Given exercise — Starting at the line with "Convert this chart to structured JSON data." in it, reproduce each line below through the last one, exactly, and include nothing else.

Extracted material —
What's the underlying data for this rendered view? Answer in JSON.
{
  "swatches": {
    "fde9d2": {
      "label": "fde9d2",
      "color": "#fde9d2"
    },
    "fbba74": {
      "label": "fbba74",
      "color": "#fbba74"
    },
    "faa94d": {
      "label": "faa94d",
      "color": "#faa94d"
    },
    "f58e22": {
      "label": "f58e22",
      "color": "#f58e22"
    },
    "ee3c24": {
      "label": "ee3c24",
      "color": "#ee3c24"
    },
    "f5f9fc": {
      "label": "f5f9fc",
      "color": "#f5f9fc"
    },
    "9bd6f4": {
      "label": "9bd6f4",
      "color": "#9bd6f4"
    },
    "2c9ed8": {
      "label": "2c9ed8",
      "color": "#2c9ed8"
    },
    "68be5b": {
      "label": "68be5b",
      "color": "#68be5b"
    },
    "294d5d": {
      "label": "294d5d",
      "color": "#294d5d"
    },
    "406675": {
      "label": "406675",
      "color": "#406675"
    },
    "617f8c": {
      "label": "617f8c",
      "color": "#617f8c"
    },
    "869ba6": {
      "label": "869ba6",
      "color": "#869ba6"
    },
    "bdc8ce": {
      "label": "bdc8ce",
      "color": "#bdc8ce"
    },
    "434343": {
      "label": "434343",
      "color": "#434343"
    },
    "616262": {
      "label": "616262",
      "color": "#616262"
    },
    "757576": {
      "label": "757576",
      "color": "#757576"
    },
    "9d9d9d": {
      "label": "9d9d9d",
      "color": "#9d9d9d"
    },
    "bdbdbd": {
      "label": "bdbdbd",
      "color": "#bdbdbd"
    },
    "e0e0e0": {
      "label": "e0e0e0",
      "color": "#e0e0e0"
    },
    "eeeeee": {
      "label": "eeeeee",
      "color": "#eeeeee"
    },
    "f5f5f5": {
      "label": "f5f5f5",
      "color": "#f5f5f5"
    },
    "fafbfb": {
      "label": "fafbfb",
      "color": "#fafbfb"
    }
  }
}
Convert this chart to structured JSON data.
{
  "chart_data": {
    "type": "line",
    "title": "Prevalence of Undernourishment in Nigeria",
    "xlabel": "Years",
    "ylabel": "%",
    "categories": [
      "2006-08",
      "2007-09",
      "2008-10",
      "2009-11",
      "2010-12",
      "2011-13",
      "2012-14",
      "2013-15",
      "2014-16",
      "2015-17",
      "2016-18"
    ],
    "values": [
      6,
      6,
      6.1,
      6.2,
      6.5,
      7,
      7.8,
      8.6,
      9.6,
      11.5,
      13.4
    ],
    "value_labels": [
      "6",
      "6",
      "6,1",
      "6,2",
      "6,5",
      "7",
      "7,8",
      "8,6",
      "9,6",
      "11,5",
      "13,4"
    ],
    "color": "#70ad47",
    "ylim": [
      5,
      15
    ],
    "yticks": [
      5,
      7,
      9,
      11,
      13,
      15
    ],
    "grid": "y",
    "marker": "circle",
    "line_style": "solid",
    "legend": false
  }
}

Output of the exercise —
Convert this chart to structured JSON data.
{
  "chart_data": {
    "type": "line",
    "title": "Prevalence of Undernourishment in Nigeria",
    "xlabel": "Years",
    "ylabel": "%",
    "categories": [
      "2006-08",
      "2007-09",
      "2008-10",
      "2009-11",
      "2010-12",
      "2011-13",
      "2012-14",
      "2013-15",
      "2014-16",
      "2015-17",
      "2016-18"
    ],
    "values": [
      6,
      6,
      6.1,
      6.2,
      6.5,
      7,
      7.8,
      8.6,
      9.6,
      11.5,
      13.4
    ],
    "value_labels": [
      "6",
      "6",
      "6,1",
      "6,2",
      "6,5",
      "7",
      "7,8",
      "8,6",
      "9,6",
      "11,5",
      "13,4"
    ],
    "color": "#70ad47",
    "ylim": [
      5,
      15
    ],
    "yticks": [
      5,
      7,
      9,
      11,
      13,
      15
    ],
    "grid": "y",
    "marker": "circle",
    "line_style": "solid",
    "legend": false
  }
}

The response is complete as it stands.